**Problem requirements:**
Extract the listing in its entirety, keeping each line identical to the original.

Figure collection entries:
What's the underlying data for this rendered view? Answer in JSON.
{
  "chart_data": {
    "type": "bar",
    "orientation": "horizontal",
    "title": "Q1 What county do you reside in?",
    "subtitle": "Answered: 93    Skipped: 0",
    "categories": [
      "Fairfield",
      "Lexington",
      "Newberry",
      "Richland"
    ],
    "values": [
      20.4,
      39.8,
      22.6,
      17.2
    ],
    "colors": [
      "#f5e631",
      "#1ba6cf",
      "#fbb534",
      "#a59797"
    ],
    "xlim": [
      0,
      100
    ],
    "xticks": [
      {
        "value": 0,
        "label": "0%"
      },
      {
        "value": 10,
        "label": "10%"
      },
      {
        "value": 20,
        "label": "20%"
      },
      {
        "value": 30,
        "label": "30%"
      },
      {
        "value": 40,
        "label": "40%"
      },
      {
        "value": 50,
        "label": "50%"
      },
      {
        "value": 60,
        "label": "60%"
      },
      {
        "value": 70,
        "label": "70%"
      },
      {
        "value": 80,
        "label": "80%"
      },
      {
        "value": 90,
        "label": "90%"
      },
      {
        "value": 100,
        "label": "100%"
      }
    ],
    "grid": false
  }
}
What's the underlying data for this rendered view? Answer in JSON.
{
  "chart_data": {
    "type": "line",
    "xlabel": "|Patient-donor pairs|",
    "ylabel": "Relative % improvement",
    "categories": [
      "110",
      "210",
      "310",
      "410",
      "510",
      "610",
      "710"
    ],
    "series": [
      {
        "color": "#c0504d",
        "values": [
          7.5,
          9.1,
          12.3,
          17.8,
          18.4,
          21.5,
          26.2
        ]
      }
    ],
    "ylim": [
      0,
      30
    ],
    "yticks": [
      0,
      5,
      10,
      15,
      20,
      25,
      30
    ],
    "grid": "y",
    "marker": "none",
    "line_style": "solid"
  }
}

**Solution:**
What's the underlying data for this rendered view? Answer in JSON.
{
  "chart_data": {
    "type": "bar",
    "orientation": "horizontal",
    "title": "Q1 What county do you reside in?",
    "subtitle": "Answered: 93    Skipped: 0",
    "categories": [
      "Fairfield",
      "Lexington",
      "Newberry",
      "Richland"
    ],
    "values": [
      20.4,
      39.8,
      22.6,
      17.2
    ],
    "colors": [
      "#f5e631",
      "#1ba6cf",
      "#fbb534",
      "#a59797"
    ],
    "xlim": [
      0,
      100
    ],
    "xticks": [
      {
        "value": 0,
        "label": "0%"
      },
      {
        "value": 10,
        "label": "10%"
      },
      {
        "value": 20,
        "label": "20%"
      },
      {
        "value": 30,
        "label": "30%"
      },
      {
        "value": 40,
        "label": "40%"
      },
      {
        "value": 50,
        "label": "50%"
      },
      {
        "value": 60,
        "label": "60%"
      },
      {
        "value": 70,
        "label": "70%"
      },
      {
        "value": 80,
        "label": "80%"
      },
      {
        "value": 90,
        "label": "90%"
      },
      {
        "value": 100,
        "label": "100%"
      }
    ],
    "grid": false
  }
}
What's the underlying data for this rendered view? Answer in JSON.
{
  "chart_data": {
    "type": "line",
    "xlabel": "|Patient-donor pairs|",
    "ylabel": "Relative % improvement",
    "categories": [
      "110",
      "210",
      "310",
      "410",
      "510",
      "610",
      "710"
    ],
    "series": [
      {
        "color": "#c0504d",
        "values": [
          7.5,
          9.1,
          12.3,
          17.8,
          18.4,
          21.5,
          26.2
        ]
      }
    ],
    "ylim": [
      0,
      30
    ],
    "yticks": [
      0,
      5,
      10,
      15,
      20,
      25,
      30
    ],
    "grid": "y",
    "marker": "none",
    "line_style": "solid"
  }
}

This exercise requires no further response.